OBJECTIVE: Print all of the items below line for line, keeping every character unchanged.

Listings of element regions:
--

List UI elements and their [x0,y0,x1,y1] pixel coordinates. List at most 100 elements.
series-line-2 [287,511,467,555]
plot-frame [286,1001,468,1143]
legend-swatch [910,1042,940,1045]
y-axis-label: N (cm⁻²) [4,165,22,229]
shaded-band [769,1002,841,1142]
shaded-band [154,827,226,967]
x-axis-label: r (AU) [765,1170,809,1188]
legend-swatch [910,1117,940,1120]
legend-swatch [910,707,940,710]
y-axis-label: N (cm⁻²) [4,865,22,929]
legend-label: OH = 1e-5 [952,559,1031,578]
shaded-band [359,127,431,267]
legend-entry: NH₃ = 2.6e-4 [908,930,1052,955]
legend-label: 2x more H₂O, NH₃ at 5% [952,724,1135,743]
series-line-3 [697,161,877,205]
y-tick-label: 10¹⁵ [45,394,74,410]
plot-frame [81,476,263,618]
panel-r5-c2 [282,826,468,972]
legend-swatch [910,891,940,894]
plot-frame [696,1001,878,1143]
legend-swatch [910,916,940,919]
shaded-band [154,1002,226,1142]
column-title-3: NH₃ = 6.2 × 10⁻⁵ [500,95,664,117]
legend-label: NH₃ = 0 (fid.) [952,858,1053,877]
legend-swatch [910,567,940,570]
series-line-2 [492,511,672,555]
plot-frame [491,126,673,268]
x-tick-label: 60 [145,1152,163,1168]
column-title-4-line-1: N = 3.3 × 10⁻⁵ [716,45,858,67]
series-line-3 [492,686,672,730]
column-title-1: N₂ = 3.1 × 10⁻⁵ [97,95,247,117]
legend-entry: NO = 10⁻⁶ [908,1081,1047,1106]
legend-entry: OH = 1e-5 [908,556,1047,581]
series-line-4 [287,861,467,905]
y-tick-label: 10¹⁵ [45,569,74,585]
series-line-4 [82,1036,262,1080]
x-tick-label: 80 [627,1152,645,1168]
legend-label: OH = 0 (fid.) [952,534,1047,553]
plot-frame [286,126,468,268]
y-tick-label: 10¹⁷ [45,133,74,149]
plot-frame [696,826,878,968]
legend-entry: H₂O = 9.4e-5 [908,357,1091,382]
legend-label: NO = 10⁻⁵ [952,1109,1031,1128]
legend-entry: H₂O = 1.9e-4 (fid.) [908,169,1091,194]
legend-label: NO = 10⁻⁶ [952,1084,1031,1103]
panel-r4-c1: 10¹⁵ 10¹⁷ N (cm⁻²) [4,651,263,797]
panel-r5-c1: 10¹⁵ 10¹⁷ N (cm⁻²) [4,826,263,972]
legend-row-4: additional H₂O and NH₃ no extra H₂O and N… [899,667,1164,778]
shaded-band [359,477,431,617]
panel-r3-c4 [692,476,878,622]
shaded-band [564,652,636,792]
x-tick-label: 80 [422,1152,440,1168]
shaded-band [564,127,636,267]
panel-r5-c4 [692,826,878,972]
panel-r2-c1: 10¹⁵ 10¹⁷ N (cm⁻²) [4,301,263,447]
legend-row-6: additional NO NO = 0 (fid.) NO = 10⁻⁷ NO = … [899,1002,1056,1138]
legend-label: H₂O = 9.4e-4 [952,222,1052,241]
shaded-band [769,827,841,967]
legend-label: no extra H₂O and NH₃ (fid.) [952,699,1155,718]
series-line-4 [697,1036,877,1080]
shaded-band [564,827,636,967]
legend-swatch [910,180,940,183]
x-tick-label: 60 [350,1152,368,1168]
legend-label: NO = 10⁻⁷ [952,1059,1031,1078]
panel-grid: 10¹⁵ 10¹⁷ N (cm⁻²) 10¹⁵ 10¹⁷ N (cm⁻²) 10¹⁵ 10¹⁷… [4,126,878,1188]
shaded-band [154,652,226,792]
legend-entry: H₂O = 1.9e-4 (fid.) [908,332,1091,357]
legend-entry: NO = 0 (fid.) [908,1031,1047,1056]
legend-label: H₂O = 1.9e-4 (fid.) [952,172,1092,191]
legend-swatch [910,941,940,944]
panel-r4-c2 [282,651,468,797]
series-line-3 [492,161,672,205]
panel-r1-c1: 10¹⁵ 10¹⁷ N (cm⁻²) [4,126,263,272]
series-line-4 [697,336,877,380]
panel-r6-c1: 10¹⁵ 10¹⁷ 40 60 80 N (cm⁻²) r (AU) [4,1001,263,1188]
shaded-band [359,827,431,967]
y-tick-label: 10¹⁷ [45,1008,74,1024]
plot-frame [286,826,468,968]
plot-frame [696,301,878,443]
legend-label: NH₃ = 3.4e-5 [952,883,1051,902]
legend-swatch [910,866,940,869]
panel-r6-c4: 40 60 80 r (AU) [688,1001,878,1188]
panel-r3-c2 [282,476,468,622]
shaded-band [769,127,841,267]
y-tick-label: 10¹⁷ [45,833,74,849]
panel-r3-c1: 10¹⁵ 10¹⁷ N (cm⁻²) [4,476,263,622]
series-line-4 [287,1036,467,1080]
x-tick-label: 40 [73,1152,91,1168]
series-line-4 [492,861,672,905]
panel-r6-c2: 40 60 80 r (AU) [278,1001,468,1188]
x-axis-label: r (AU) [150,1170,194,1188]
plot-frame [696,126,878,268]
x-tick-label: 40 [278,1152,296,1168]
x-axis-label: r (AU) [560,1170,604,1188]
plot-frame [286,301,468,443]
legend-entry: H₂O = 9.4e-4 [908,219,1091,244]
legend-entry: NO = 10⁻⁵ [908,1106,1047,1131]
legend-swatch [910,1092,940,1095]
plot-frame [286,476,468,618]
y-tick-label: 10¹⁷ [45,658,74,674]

--

OUTPUT:
List UI elements and their [x0,y0,x1,y1] pixel coordinates. List at most 100 elements.
series-line-2 [287,511,467,555]
plot-frame [286,1001,468,1143]
legend-swatch [910,1042,940,1045]
y-axis-label: N (cm⁻²) [4,165,22,229]
shaded-band [769,1002,841,1142]
shaded-band [154,827,226,967]
x-axis-label: r (AU) [765,1170,809,1188]
legend-swatch [910,1117,940,1120]
legend-swatch [910,707,940,710]
y-axis-label: N (cm⁻²) [4,865,22,929]
legend-label: OH = 1e-5 [952,559,1031,578]
shaded-band [359,127,431,267]
legend-entry: NH₃ = 2.6e-4 [908,930,1052,955]
legend-label: 2x more H₂O, NH₃ at 5% [952,724,1135,743]
series-line-3 [697,161,877,205]
y-tick-label: 10¹⁵ [45,394,74,410]
plot-frame [81,476,263,618]
panel-r5-c2 [282,826,468,972]
legend-swatch [910,891,940,894]
plot-frame [696,1001,878,1143]
legend-swatch [910,916,940,919]
shaded-band [154,1002,226,1142]
column-title-3: NH₃ = 6.2 × 10⁻⁵ [500,95,664,117]
legend-label: NH₃ = 0 (fid.) [952,858,1053,877]
legend-swatch [910,567,940,570]
series-line-2 [492,511,672,555]
plot-frame [491,126,673,268]
x-tick-label: 60 [145,1152,163,1168]
column-title-4-line-1: N = 3.3 × 10⁻⁵ [716,45,858,67]
series-line-3 [492,686,672,730]
column-title-1: N₂ = 3.1 × 10⁻⁵ [97,95,247,117]
legend-entry: NO = 10⁻⁶ [908,1081,1047,1106]
legend-entry: OH = 1e-5 [908,556,1047,581]
series-line-4 [287,861,467,905]
y-tick-label: 10¹⁵ [45,569,74,585]
series-line-4 [82,1036,262,1080]
x-tick-label: 80 [627,1152,645,1168]
legend-label: OH = 0 (fid.) [952,534,1047,553]
plot-frame [286,126,468,268]
y-tick-label: 10¹⁷ [45,133,74,149]
plot-frame [696,826,878,968]
legend-entry: H₂O = 9.4e-5 [908,357,1091,382]
legend-label: NO = 10⁻⁵ [952,1109,1031,1128]
legend-entry: H₂O = 1.9e-4 (fid.) [908,169,1091,194]
legend-label: NO = 10⁻⁶ [952,1084,1031,1103]
panel-r4-c1: 10¹⁵ 10¹⁷ N (cm⁻²) [4,651,263,797]
panel-r5-c1: 10¹⁵ 10¹⁷ N (cm⁻²) [4,826,263,972]
legend-row-4: additional H₂O and NH₃ no extra H₂O and N… [899,667,1164,778]
shaded-band [359,477,431,617]
panel-r3-c4 [692,476,878,622]
shaded-band [564,652,636,792]
x-tick-label: 80 [422,1152,440,1168]
shaded-band [564,127,636,267]
panel-r5-c4 [692,826,878,972]
panel-r2-c1: 10¹⁵ 10¹⁷ N (cm⁻²) [4,301,263,447]
legend-row-6: additional NO NO = 0 (fid.) NO = 10⁻⁷ NO = … [899,1002,1056,1138]
legend-label: H₂O = 9.4e-4 [952,222,1052,241]
shaded-band [769,827,841,967]
legend-label: no extra H₂O and NH₃ (fid.) [952,699,1155,718]
series-line-4 [697,1036,877,1080]
shaded-band [564,827,636,967]
legend-swatch [910,180,940,183]
x-tick-label: 60 [350,1152,368,1168]
legend-label: NO = 10⁻⁷ [952,1059,1031,1078]
panel-grid: 10¹⁵ 10¹⁷ N (cm⁻²) 10¹⁵ 10¹⁷ N (cm⁻²) 10¹⁵ 10¹⁷… [4,126,878,1188]
shaded-band [154,652,226,792]
legend-entry: H₂O = 1.9e-4 (fid.) [908,332,1091,357]
legend-entry: NO = 0 (fid.) [908,1031,1047,1056]
legend-label: H₂O = 1.9e-4 (fid.) [952,172,1092,191]
legend-swatch [910,941,940,944]
panel-r4-c2 [282,651,468,797]
series-line-3 [492,161,672,205]
panel-r1-c1: 10¹⁵ 10¹⁷ N (cm⁻²) [4,126,263,272]
series-line-4 [697,336,877,380]
panel-r6-c1: 10¹⁵ 10¹⁷ 40 60 80 N (cm⁻²) r (AU) [4,1001,263,1188]
shaded-band [359,827,431,967]
y-tick-label: 10¹⁷ [45,1008,74,1024]
plot-frame [286,826,468,968]
plot-frame [696,301,878,443]
legend-label: NH₃ = 3.4e-5 [952,883,1051,902]
legend-swatch [910,866,940,869]
panel-r6-c4: 40 60 80 r (AU) [688,1001,878,1188]
panel-r3-c2 [282,476,468,622]
shaded-band [769,127,841,267]
y-tick-label: 10¹⁷ [45,833,74,849]
panel-r3-c1: 10¹⁵ 10¹⁷ N (cm⁻²) [4,476,263,622]
series-line-4 [287,1036,467,1080]
x-tick-label: 40 [73,1152,91,1168]
series-line-4 [492,861,672,905]
panel-r6-c2: 40 60 80 r (AU) [278,1001,468,1188]
x-axis-label: r (AU) [150,1170,194,1188]
plot-frame [696,126,878,268]
x-tick-label: 40 [278,1152,296,1168]
x-axis-label: r (AU) [560,1170,604,1188]
plot-frame [286,301,468,443]
legend-entry: H₂O = 9.4e-4 [908,219,1091,244]
legend-entry: NO = 10⁻⁵ [908,1106,1047,1131]
legend-swatch [910,1092,940,1095]
plot-frame [286,476,468,618]
y-tick-label: 10¹⁷ [45,658,74,674]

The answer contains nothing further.